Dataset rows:
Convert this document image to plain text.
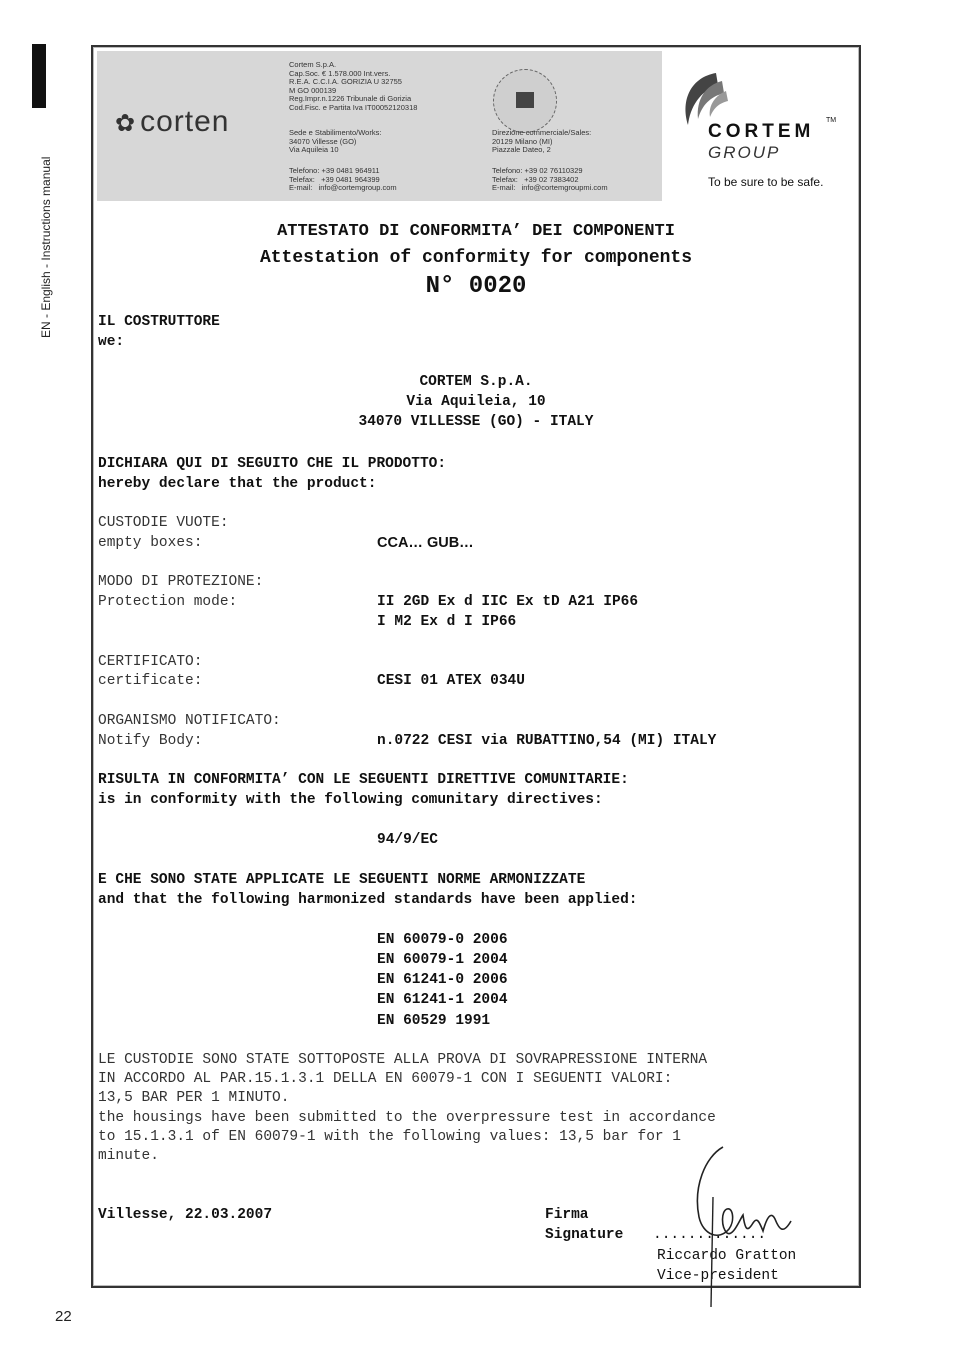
EN - English - Instructions manual
22
✿ corten
Cortem S.p.A.
Cap.Soc. € 1.578.000 Int.vers.
R.E.A. C.C.I.A. GORIZIA U 32755
M GO 000139
Reg.Impr.n.1226 Tribunale di Gorizia
Cod.Fisc. e Partita Iva IT00052120318
Sede e Stabilimento/Works:
34070 Villesse (GO)
Via Aquileia 10
Telefono: +39 0481 964911
Telefax:   +39 0481 964399
E-mail:   info@cortemgroup.com
Direzione commerciale/Sales:
20129 Milano (MI)
Piazzale Dateo, 2
Telefono: +39 02 76110329
Telefax:   +39 02 7383402
E-mail:   info@cortemgroupmi.com
CORTEM
TM
GROUP
To be sure to be safe.
ATTESTATO DI CONFORMITA’ DEI COMPONENTI
Attestation of conformity for components
N° 0020
IL COSTRUTTORE
we:
CORTEM S.p.A.
Via Aquileia, 10
34070 VILLESSE (GO) - ITALY
DICHIARA QUI DI SEGUITO CHE IL PRODOTTO:
hereby declare that the product:
CUSTODIE VUOTE:
empty boxes:	CCA… GUB…
MODO DI PROTEZIONE:
Protection mode:	II 2GD Ex d IIC Ex tD A21 IP66
I M2 Ex d I IP66
CERTIFICATO:
certificate:	CESI 01 ATEX 034U
ORGANISMO NOTIFICATO:
Notify Body:	n.0722 CESI via RUBATTINO,54 (MI) ITALY
RISULTA IN CONFORMITA’ CON LE SEGUENTI DIRETTIVE COMUNITARIE:
is in conformity with the following comunitary directives:
94/9/EC
E CHE SONO STATE APPLICATE LE SEGUENTI NORME ARMONIZZATE
and that the following harmonized standards have been applied:
EN 60079-0 2006
EN 60079-1 2004
EN 61241-0 2006
EN 61241-1 2004
EN 60529 1991
LE CUSTODIE SONO STATE SOTTOPOSTE ALLA PROVA DI SOVRAPRESSIONE INTERNA
IN ACCORDO AL PAR.15.1.3.1 DELLA EN 60079-1 CON I SEGUENTI VALORI:
13,5 BAR PER 1 MINUTO.
the housings have been submitted to the overpressure test in accordance
to 15.1.3.1 of EN 60079-1 with the following values: 13,5 bar for 1
minute.
Villesse, 22.03.2007	Firma
Signature .............
Riccardo Gratton
Vice-president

Required task: Quote every record above exactly, leaving out any pictures.

Result of the task:
Convert this document image to plain text.
EN - English - Instructions manual
22
✿ corten
Cortem S.p.A.
Cap.Soc. € 1.578.000 Int.vers.
R.E.A. C.C.I.A. GORIZIA U 32755
M GO 000139
Reg.Impr.n.1226 Tribunale di Gorizia
Cod.Fisc. e Partita Iva IT00052120318
Sede e Stabilimento/Works:
34070 Villesse (GO)
Via Aquileia 10
Telefono: +39 0481 964911
Telefax:   +39 0481 964399
E-mail:   info@cortemgroup.com
Direzione commerciale/Sales:
20129 Milano (MI)
Piazzale Dateo, 2
Telefono: +39 02 76110329
Telefax:   +39 02 7383402
E-mail:   info@cortemgroupmi.com
CORTEM
TM
GROUP
To be sure to be safe.
ATTESTATO DI CONFORMITA’ DEI COMPONENTI
Attestation of conformity for components
N° 0020
IL COSTRUTTORE
we:
CORTEM S.p.A.
Via Aquileia, 10
34070 VILLESSE (GO) - ITALY
DICHIARA QUI DI SEGUITO CHE IL PRODOTTO:
hereby declare that the product:
CUSTODIE VUOTE:
empty boxes:	CCA… GUB…
MODO DI PROTEZIONE:
Protection mode:	II 2GD Ex d IIC Ex tD A21 IP66
I M2 Ex d I IP66
CERTIFICATO:
certificate:	CESI 01 ATEX 034U
ORGANISMO NOTIFICATO:
Notify Body:	n.0722 CESI via RUBATTINO,54 (MI) ITALY
RISULTA IN CONFORMITA’ CON LE SEGUENTI DIRETTIVE COMUNITARIE:
is in conformity with the following comunitary directives:
94/9/EC
E CHE SONO STATE APPLICATE LE SEGUENTI NORME ARMONIZZATE
and that the following harmonized standards have been applied:
EN 60079-0 2006
EN 60079-1 2004
EN 61241-0 2006
EN 61241-1 2004
EN 60529 1991
LE CUSTODIE SONO STATE SOTTOPOSTE ALLA PROVA DI SOVRAPRESSIONE INTERNA
IN ACCORDO AL PAR.15.1.3.1 DELLA EN 60079-1 CON I SEGUENTI VALORI:
13,5 BAR PER 1 MINUTO.
the housings have been submitted to the overpressure test in accordance
to 15.1.3.1 of EN 60079-1 with the following values: 13,5 bar for 1
minute.
Villesse, 22.03.2007	Firma
Signature .............
Riccardo Gratton
Vice-president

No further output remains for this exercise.